Direction: Check each line of the data below for the word "better", then extract the ones that have it.

# start of Records for processing

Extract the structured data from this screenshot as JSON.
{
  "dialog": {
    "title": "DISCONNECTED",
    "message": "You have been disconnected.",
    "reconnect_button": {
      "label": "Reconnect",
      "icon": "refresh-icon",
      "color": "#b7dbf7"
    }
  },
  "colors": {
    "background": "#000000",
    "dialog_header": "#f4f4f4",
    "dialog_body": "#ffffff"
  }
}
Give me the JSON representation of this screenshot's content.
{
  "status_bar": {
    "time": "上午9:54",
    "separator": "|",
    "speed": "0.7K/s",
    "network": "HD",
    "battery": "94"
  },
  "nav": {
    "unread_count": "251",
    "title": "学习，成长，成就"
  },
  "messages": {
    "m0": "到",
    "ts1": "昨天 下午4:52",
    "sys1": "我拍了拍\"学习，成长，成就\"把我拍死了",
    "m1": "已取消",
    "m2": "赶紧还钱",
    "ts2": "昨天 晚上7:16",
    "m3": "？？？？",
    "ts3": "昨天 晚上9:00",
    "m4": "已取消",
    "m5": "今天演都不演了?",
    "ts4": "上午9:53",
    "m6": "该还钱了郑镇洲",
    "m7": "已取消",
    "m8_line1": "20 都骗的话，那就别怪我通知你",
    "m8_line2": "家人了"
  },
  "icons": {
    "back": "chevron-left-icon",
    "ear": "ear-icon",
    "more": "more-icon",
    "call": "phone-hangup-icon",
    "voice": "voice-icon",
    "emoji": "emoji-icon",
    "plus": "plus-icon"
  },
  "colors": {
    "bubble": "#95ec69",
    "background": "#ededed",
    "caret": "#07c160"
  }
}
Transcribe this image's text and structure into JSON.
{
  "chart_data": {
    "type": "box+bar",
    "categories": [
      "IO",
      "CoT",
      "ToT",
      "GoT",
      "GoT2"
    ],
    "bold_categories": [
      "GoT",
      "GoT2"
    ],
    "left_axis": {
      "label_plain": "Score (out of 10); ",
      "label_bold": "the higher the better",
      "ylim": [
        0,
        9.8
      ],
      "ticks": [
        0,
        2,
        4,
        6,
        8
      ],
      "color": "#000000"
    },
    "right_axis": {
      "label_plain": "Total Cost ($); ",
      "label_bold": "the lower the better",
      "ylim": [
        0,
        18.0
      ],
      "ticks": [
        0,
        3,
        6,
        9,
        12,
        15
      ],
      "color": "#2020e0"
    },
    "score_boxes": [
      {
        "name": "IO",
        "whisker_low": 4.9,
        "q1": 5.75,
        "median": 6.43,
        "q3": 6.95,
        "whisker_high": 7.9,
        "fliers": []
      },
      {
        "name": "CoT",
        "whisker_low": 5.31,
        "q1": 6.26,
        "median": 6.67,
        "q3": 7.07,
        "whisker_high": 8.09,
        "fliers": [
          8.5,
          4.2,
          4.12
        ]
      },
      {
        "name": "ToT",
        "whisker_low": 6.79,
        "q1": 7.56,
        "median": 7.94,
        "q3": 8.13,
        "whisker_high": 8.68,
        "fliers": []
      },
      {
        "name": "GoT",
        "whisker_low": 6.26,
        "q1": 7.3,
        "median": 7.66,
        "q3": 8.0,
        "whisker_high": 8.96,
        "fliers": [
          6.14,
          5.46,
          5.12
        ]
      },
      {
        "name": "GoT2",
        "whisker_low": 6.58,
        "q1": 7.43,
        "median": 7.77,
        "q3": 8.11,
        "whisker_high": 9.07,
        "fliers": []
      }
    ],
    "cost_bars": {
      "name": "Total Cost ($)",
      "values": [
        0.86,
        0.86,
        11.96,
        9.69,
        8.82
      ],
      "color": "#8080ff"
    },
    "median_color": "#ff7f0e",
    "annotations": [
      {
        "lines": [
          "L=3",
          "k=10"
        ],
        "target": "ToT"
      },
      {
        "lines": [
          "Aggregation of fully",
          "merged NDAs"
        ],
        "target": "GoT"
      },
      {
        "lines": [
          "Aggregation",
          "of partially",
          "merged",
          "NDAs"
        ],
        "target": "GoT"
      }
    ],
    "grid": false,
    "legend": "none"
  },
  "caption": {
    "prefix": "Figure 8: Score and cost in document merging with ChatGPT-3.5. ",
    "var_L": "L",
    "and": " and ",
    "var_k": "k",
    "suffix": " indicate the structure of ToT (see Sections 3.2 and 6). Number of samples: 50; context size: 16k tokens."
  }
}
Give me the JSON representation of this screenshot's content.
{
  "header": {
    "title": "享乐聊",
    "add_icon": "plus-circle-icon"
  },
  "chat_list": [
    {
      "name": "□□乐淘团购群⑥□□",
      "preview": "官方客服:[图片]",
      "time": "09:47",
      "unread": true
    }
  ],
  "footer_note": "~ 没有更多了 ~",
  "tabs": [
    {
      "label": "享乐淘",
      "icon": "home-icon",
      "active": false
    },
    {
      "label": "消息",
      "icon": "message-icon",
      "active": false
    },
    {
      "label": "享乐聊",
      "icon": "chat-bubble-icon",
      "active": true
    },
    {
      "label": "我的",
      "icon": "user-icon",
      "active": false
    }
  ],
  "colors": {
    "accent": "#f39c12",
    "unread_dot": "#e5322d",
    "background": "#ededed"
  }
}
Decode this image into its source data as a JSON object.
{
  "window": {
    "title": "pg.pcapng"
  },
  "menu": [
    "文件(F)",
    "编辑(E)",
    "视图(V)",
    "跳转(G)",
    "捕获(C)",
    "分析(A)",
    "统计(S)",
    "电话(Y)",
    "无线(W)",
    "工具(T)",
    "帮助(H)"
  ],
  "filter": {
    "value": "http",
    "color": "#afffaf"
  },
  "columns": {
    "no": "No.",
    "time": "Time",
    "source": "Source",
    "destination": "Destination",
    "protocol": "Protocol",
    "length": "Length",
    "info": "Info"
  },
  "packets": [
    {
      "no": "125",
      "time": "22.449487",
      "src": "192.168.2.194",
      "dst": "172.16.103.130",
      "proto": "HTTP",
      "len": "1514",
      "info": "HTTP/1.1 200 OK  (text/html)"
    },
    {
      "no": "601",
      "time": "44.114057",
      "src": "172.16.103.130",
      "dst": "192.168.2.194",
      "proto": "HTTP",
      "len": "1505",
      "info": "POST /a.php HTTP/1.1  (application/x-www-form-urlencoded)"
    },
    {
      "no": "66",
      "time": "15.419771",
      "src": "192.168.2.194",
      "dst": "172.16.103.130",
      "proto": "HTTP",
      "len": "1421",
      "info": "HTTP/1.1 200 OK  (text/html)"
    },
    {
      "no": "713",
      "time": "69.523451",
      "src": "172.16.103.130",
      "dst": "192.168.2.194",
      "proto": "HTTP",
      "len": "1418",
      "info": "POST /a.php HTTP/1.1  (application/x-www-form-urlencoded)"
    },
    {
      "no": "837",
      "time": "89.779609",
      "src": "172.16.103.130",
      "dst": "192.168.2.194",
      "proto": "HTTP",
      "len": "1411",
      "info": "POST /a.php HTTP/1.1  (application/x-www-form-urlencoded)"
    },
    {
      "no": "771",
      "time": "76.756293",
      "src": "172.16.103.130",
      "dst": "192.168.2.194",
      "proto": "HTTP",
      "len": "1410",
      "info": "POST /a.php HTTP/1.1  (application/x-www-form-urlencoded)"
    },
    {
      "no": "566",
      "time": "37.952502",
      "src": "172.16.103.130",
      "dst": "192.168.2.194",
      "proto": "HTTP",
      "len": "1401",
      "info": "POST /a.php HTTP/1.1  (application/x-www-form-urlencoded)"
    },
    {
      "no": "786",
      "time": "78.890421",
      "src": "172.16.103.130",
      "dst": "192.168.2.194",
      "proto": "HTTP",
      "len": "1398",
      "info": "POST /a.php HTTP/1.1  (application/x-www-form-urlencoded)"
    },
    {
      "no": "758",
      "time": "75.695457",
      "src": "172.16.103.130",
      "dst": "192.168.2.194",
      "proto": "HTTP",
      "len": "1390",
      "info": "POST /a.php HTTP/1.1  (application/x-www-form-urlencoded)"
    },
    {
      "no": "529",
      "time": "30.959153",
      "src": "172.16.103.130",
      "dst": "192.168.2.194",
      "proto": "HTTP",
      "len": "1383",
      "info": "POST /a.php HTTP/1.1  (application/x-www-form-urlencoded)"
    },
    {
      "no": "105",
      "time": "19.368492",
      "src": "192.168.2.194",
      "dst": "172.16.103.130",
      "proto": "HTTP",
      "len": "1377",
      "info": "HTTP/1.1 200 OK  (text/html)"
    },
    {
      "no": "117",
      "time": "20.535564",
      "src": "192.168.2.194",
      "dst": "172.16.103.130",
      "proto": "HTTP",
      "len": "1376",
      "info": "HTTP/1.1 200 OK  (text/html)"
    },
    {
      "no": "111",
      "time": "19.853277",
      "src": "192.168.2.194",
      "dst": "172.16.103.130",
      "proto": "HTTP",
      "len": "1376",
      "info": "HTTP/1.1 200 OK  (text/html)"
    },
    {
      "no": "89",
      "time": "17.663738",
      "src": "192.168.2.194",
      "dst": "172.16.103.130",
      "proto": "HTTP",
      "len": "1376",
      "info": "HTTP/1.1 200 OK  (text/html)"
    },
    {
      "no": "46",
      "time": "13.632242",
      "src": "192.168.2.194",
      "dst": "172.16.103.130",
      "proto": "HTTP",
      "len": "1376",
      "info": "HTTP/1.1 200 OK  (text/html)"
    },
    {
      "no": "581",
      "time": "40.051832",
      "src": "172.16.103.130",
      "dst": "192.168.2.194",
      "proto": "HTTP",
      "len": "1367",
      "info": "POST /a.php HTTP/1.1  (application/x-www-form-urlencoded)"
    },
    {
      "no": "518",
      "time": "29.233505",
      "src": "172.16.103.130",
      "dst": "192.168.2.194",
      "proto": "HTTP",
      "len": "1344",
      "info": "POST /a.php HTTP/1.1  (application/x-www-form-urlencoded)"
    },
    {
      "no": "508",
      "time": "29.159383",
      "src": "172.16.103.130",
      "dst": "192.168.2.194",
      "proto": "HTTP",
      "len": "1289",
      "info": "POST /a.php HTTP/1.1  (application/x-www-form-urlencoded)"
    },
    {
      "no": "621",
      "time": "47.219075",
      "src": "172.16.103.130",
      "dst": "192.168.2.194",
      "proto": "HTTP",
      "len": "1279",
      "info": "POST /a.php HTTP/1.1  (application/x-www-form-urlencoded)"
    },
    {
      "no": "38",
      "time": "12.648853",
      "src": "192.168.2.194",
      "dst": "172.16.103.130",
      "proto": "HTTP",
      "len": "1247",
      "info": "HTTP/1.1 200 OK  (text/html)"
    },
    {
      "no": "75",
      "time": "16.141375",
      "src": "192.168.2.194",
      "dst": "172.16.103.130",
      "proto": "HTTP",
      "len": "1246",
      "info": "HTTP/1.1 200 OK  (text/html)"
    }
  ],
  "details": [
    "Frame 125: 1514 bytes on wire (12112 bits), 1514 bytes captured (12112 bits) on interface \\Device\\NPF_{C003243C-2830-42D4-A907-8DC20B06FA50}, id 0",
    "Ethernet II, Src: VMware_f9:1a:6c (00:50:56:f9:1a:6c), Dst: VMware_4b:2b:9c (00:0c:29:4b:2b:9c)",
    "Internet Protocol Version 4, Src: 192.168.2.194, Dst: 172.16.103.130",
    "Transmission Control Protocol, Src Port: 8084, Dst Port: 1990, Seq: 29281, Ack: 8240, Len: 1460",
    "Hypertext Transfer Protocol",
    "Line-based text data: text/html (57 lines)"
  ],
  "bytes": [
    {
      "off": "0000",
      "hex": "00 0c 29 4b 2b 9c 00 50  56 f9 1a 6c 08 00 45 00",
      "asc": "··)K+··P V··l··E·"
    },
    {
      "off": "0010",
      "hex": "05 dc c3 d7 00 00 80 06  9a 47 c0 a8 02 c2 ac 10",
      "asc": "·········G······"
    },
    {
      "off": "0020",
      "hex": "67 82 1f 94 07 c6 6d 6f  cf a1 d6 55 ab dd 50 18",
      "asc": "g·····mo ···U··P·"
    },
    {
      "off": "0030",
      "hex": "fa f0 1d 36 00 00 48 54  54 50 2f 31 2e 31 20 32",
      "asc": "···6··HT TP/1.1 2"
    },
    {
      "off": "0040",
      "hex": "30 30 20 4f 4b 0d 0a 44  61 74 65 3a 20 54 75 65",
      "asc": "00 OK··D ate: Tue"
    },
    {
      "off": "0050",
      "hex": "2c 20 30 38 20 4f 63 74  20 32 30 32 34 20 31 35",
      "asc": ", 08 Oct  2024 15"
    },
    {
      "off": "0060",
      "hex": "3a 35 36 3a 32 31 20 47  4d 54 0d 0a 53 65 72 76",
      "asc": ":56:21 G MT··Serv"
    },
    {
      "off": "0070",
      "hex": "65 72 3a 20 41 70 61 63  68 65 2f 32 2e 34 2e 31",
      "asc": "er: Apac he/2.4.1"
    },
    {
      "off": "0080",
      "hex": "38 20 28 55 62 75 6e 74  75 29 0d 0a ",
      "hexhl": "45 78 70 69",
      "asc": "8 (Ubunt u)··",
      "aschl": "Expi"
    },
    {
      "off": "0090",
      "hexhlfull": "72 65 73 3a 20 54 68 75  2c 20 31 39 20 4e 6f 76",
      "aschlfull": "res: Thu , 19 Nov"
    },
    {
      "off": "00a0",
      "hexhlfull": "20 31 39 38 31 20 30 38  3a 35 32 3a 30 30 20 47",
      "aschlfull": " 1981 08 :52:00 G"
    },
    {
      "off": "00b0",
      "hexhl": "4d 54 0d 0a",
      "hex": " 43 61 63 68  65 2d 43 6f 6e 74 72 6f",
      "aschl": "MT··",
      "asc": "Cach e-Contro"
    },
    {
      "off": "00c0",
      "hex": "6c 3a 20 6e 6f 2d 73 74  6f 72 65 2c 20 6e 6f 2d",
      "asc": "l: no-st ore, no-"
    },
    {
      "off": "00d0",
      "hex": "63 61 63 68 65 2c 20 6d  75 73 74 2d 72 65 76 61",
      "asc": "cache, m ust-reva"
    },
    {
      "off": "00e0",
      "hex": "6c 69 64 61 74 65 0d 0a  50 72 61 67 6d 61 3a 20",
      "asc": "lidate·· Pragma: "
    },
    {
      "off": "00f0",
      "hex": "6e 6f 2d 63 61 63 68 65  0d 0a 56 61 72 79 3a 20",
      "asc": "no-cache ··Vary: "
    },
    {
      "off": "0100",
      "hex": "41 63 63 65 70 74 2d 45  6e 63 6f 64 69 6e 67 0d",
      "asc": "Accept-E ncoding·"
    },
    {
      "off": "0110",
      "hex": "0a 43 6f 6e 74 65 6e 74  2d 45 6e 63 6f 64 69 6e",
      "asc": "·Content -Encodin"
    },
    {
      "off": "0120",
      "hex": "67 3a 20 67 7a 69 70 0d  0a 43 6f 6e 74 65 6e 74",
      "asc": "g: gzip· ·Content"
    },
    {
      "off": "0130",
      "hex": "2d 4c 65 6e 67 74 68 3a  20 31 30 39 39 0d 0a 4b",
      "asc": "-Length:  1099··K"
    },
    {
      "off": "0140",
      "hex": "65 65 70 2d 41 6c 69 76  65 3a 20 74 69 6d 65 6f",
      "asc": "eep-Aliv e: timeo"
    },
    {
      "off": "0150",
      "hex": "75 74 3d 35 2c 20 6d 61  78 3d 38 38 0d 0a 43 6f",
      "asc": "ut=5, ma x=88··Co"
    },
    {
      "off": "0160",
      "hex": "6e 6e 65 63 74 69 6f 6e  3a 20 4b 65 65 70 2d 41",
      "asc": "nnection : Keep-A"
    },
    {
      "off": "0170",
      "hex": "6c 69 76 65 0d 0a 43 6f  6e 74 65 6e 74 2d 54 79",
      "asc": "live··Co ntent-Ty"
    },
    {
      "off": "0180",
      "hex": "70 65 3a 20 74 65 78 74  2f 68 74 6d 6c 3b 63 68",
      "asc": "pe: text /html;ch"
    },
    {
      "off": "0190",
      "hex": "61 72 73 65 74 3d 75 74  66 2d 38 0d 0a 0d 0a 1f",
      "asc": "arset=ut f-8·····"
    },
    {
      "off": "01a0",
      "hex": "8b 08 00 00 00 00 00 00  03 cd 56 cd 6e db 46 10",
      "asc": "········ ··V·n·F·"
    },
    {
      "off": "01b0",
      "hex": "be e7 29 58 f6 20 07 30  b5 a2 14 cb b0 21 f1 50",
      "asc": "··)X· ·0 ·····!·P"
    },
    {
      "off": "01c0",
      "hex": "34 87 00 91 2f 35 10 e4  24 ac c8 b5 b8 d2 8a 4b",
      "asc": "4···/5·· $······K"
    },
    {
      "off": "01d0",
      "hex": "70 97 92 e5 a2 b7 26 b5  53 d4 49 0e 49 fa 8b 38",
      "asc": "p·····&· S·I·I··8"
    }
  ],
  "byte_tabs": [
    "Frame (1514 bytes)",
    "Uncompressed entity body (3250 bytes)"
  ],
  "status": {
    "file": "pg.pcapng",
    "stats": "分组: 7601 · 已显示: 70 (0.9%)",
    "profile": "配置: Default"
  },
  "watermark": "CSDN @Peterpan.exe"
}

# end of Records for processing

Correct answer:
      "label_bold": "the higher the better",
      "label_bold": "the lower the better",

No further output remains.